◆ Task requirements:
Select the lines of the records containing the word "name" and list them.

◆ Input data:

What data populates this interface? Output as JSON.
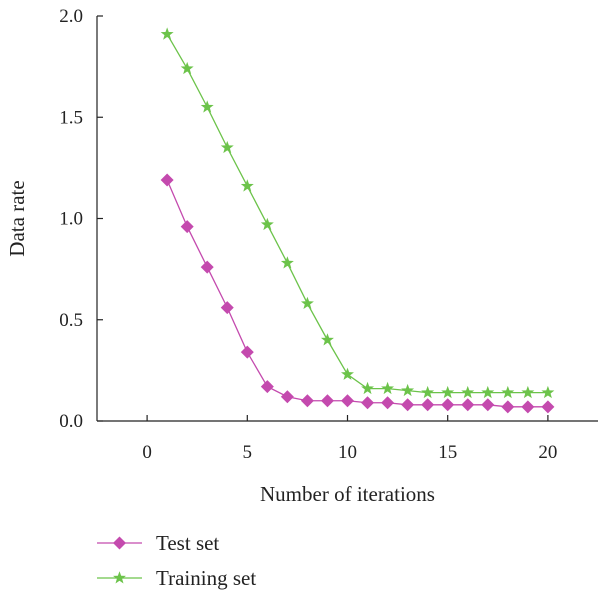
{
  "chart_data": {
    "type": "line",
    "title": "",
    "xlabel": "Number of iterations",
    "ylabel": "Data rate",
    "xlim": [
      -2.5,
      22.5
    ],
    "ylim": [
      0,
      2.0
    ],
    "xticks": [
      0,
      5,
      10,
      15,
      20
    ],
    "yticks": [
      0.0,
      0.5,
      1.0,
      1.5,
      2.0
    ],
    "xtick_labels": [
      "0",
      "5",
      "10",
      "15",
      "20"
    ],
    "ytick_labels": [
      "0.0",
      "0.5",
      "1.0",
      "1.5",
      "2.0"
    ],
    "grid": false,
    "legend_position": "bottom-left",
    "x": [
      1,
      2,
      3,
      4,
      5,
      6,
      7,
      8,
      9,
      10,
      11,
      12,
      13,
      14,
      15,
      16,
      17,
      18,
      19,
      20
    ],
    "series": [
      {
        "name": "Test set",
        "color": "#c44aae",
        "marker": "diamond",
        "values": [
          1.19,
          0.96,
          0.76,
          0.56,
          0.34,
          0.17,
          0.12,
          0.1,
          0.1,
          0.1,
          0.09,
          0.09,
          0.08,
          0.08,
          0.08,
          0.08,
          0.08,
          0.07,
          0.07,
          0.07
        ]
      },
      {
        "name": "Training set",
        "color": "#6cc34a",
        "marker": "star",
        "values": [
          1.91,
          1.74,
          1.55,
          1.35,
          1.16,
          0.97,
          0.78,
          0.58,
          0.4,
          0.23,
          0.16,
          0.16,
          0.15,
          0.14,
          0.14,
          0.14,
          0.14,
          0.14,
          0.14,
          0.14
        ]
      }
    ]
  }
}
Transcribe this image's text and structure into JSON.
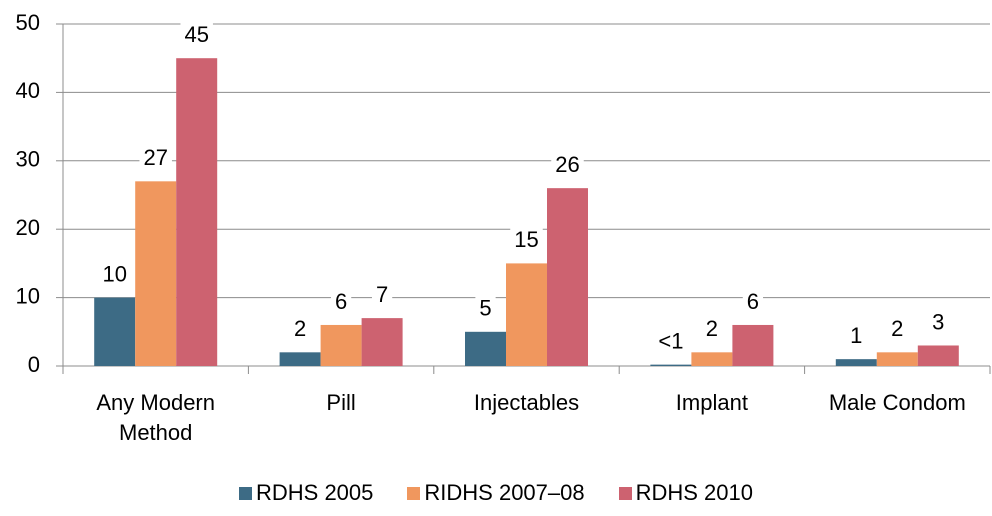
{
  "chart_data": {
    "type": "bar",
    "categories": [
      "Any Modern Method",
      "Pill",
      "Injectables",
      "Implant",
      "Male Condom"
    ],
    "series": [
      {
        "name": "RDHS 2005",
        "color": "#3d6b85",
        "values": [
          10,
          2,
          5,
          0.2,
          1
        ],
        "value_labels": [
          "10",
          "2",
          "5",
          "<1",
          "1"
        ]
      },
      {
        "name": "RIDHS 2007–08",
        "color": "#f0975e",
        "values": [
          27,
          6,
          15,
          2,
          2
        ]
      },
      {
        "name": "RDHS 2010",
        "color": "#cd6270",
        "values": [
          45,
          7,
          26,
          6,
          3
        ]
      }
    ],
    "ylim": [
      0,
      50
    ],
    "yticks": [
      0,
      10,
      20,
      30,
      40,
      50
    ],
    "grid": true,
    "legend": "bottom"
  }
}
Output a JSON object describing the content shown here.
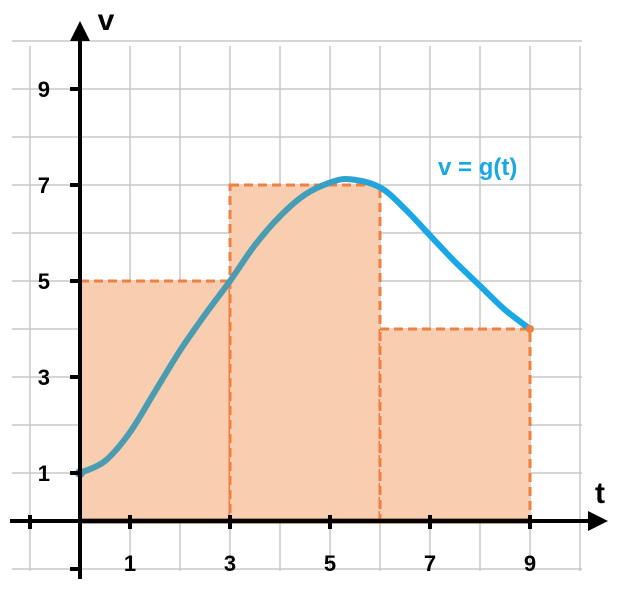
{
  "chart_data": {
    "type": "line",
    "title": "",
    "xlabel": "t",
    "ylabel": "v",
    "xlim": [
      -1,
      10
    ],
    "ylim": [
      -1,
      10
    ],
    "grid": true,
    "x_ticks": [
      1,
      3,
      5,
      7,
      9
    ],
    "y_ticks": [
      1,
      3,
      5,
      7,
      9
    ],
    "curve_label": "v = g(t)",
    "series": [
      {
        "name": "v = g(t)",
        "x": [
          0,
          0.5,
          1,
          1.5,
          2,
          2.5,
          3,
          3.5,
          4,
          4.5,
          5,
          5.4,
          6,
          6.5,
          7,
          7.5,
          8,
          8.5,
          9
        ],
        "y": [
          1,
          1.25,
          1.85,
          2.7,
          3.55,
          4.3,
          5.0,
          5.75,
          6.35,
          6.8,
          7.05,
          7.12,
          6.95,
          6.5,
          5.95,
          5.4,
          4.9,
          4.4,
          4.0
        ]
      }
    ],
    "rectangles": [
      {
        "x_start": 0,
        "x_end": 3,
        "height": 5
      },
      {
        "x_start": 3,
        "x_end": 6,
        "height": 7
      },
      {
        "x_start": 6,
        "x_end": 9,
        "height": 4
      }
    ],
    "colors": {
      "curve_left": "#4a9cb0",
      "curve_right": "#1aa7e6",
      "rect_fill": "#f8cdb0",
      "rect_stroke": "#f08040",
      "grid": "#c8c8c8",
      "axis": "#000000",
      "baseline": "#7a3a10"
    }
  }
}
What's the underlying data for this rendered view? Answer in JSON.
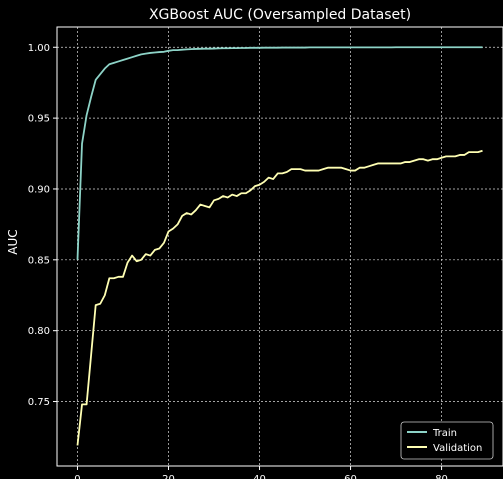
{
  "chart_data": {
    "type": "line",
    "title": "XGBoost AUC (Oversampled Dataset)",
    "xlabel": "",
    "ylabel": "AUC",
    "xlim": [
      -4.5,
      93.5
    ],
    "ylim": [
      0.7045,
      1.0143
    ],
    "xticks": [
      0,
      20,
      40,
      60,
      80
    ],
    "yticks": [
      0.75,
      0.8,
      0.85,
      0.9,
      0.95,
      1.0
    ],
    "ytick_labels": [
      "0.75",
      "0.80",
      "0.85",
      "0.90",
      "0.95",
      "1.00"
    ],
    "grid": true,
    "legend_position": "bottom-right",
    "series": [
      {
        "name": "Train",
        "color": "#8dd3c7",
        "x": [
          0,
          1,
          2,
          3,
          4,
          5,
          6,
          7,
          8,
          9,
          10,
          11,
          12,
          13,
          14,
          15,
          16,
          17,
          18,
          19,
          20,
          21,
          22,
          23,
          24,
          25,
          26,
          27,
          28,
          29,
          30,
          31,
          32,
          33,
          34,
          35,
          36,
          37,
          38,
          39,
          40,
          41,
          42,
          43,
          44,
          45,
          46,
          47,
          48,
          49,
          50,
          51,
          52,
          53,
          54,
          55,
          56,
          57,
          58,
          59,
          60,
          61,
          62,
          63,
          64,
          65,
          66,
          67,
          68,
          69,
          70,
          71,
          72,
          73,
          74,
          75,
          76,
          77,
          78,
          79,
          80,
          81,
          82,
          83,
          84,
          85,
          86,
          87,
          88,
          89
        ],
        "y": [
          0.85,
          0.932,
          0.952,
          0.965,
          0.977,
          0.981,
          0.985,
          0.988,
          0.989,
          0.99,
          0.991,
          0.992,
          0.993,
          0.994,
          0.995,
          0.9955,
          0.996,
          0.9963,
          0.9966,
          0.9968,
          0.9975,
          0.998,
          0.998,
          0.9983,
          0.9985,
          0.9987,
          0.9988,
          0.9989,
          0.999,
          0.999,
          0.9991,
          0.9992,
          0.9993,
          0.9993,
          0.9994,
          0.9994,
          0.9995,
          0.9995,
          0.9996,
          0.9996,
          0.9996,
          0.9997,
          0.9997,
          0.9997,
          0.9997,
          0.9998,
          0.9998,
          0.9998,
          0.9998,
          0.9998,
          0.9998,
          0.9999,
          0.9999,
          0.9999,
          0.9999,
          0.9999,
          0.9999,
          0.9999,
          0.9999,
          0.9999,
          0.9999,
          0.9999,
          0.9999,
          0.9999,
          0.9999,
          0.9999,
          0.9999,
          0.9999,
          0.9999,
          0.9999,
          1.0,
          1.0,
          1.0,
          1.0,
          1.0,
          1.0,
          1.0,
          1.0,
          1.0,
          1.0,
          1.0,
          1.0,
          1.0,
          1.0,
          1.0,
          1.0,
          1.0,
          1.0,
          1.0,
          1.0
        ]
      },
      {
        "name": "Validation",
        "color": "#ffffb3",
        "x": [
          0,
          1,
          2,
          3,
          4,
          5,
          6,
          7,
          8,
          9,
          10,
          11,
          12,
          13,
          14,
          15,
          16,
          17,
          18,
          19,
          20,
          21,
          22,
          23,
          24,
          25,
          26,
          27,
          28,
          29,
          30,
          31,
          32,
          33,
          34,
          35,
          36,
          37,
          38,
          39,
          40,
          41,
          42,
          43,
          44,
          45,
          46,
          47,
          48,
          49,
          50,
          51,
          52,
          53,
          54,
          55,
          56,
          57,
          58,
          59,
          60,
          61,
          62,
          63,
          64,
          65,
          66,
          67,
          68,
          69,
          70,
          71,
          72,
          73,
          74,
          75,
          76,
          77,
          78,
          79,
          80,
          81,
          82,
          83,
          84,
          85,
          86,
          87,
          88,
          89
        ],
        "y": [
          0.719,
          0.748,
          0.748,
          0.783,
          0.818,
          0.819,
          0.825,
          0.837,
          0.837,
          0.838,
          0.838,
          0.848,
          0.853,
          0.849,
          0.85,
          0.854,
          0.853,
          0.857,
          0.858,
          0.862,
          0.87,
          0.872,
          0.875,
          0.881,
          0.883,
          0.882,
          0.885,
          0.889,
          0.888,
          0.887,
          0.892,
          0.893,
          0.895,
          0.894,
          0.896,
          0.895,
          0.897,
          0.897,
          0.899,
          0.902,
          0.903,
          0.905,
          0.908,
          0.907,
          0.911,
          0.911,
          0.912,
          0.914,
          0.914,
          0.914,
          0.913,
          0.913,
          0.913,
          0.913,
          0.914,
          0.915,
          0.915,
          0.915,
          0.915,
          0.914,
          0.913,
          0.913,
          0.915,
          0.915,
          0.916,
          0.917,
          0.918,
          0.918,
          0.918,
          0.918,
          0.918,
          0.918,
          0.919,
          0.919,
          0.92,
          0.921,
          0.921,
          0.92,
          0.921,
          0.921,
          0.922,
          0.923,
          0.923,
          0.923,
          0.924,
          0.924,
          0.926,
          0.926,
          0.926,
          0.927
        ]
      }
    ]
  }
}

◆ Task solution:
        "name": "Test set",
        "name": "Training set",
        "name": "RDHS 2005",
        "name": "RIDHS 2007–08",
        "name": "RDHS 2010",
        "name": "v = g(t)",
        "name": "Train",
        "name": "Validation",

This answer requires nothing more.